** BEGIN **
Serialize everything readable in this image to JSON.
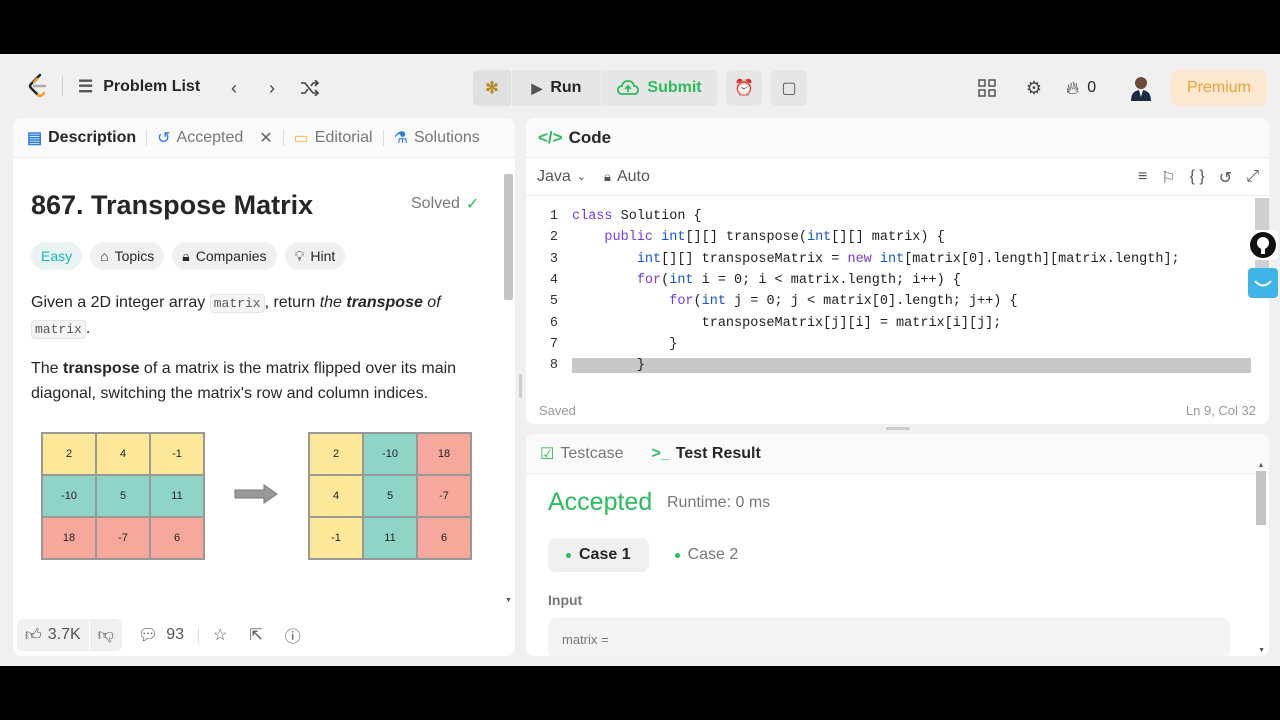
{
  "nav": {
    "problem_list": "Problem List",
    "run": "Run",
    "submit": "Submit",
    "streak": "0",
    "premium": "Premium"
  },
  "left_tabs": {
    "description": "Description",
    "accepted": "Accepted",
    "editorial": "Editorial",
    "solutions": "Solutions"
  },
  "problem": {
    "title": "867. Transpose Matrix",
    "status": "Solved",
    "difficulty": "Easy",
    "chip_topics": "Topics",
    "chip_companies": "Companies",
    "chip_hint": "Hint",
    "p1_a": "Given a 2D integer array ",
    "p1_code1": "matrix",
    "p1_b": ", return ",
    "p1_c": "the ",
    "p1_bold": "transpose",
    "p1_d": " of",
    "p1_code2": "matrix",
    "p1_e": ".",
    "p2_a": "The ",
    "p2_bold": "transpose",
    "p2_b": " of a matrix is the matrix flipped over its main diagonal, switching the matrix's row and column indices.",
    "matrix_before": [
      [
        "2",
        "4",
        "-1"
      ],
      [
        "-10",
        "5",
        "11"
      ],
      [
        "18",
        "-7",
        "6"
      ]
    ],
    "matrix_after": [
      [
        "2",
        "-10",
        "18"
      ],
      [
        "4",
        "5",
        "-7"
      ],
      [
        "-1",
        "11",
        "6"
      ]
    ]
  },
  "left_footer": {
    "likes": "3.7K",
    "comments": "93"
  },
  "code_panel": {
    "header": "Code",
    "language": "Java",
    "mode": "Auto",
    "saved": "Saved",
    "cursor": "Ln 9, Col 32",
    "lines": [
      "class Solution {",
      "    public int[][] transpose(int[][] matrix) {",
      "        int[][] transposeMatrix = new int[matrix[0].length][matrix.length];",
      "        for(int i = 0; i < matrix.length; i++) {",
      "            for(int j = 0; j < matrix[0].length; j++) {",
      "                transposeMatrix[j][i] = matrix[i][j];",
      "            }",
      "        }"
    ]
  },
  "result_panel": {
    "tab_testcase": "Testcase",
    "tab_result": "Test Result",
    "verdict": "Accepted",
    "runtime": "Runtime: 0 ms",
    "case1": "Case 1",
    "case2": "Case 2",
    "input_label": "Input",
    "input_value": "matrix ="
  }
}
** END **
Show every line above in which the word "length" occurs.

- [COMPLETE OUTPUT]
      "        int[][] transposeMatrix = new int[matrix[0].length][matrix.length];",
      "        for(int i = 0; i < matrix.length; i++) {",
      "            for(int j = 0; j < matrix[0].length; j++) {",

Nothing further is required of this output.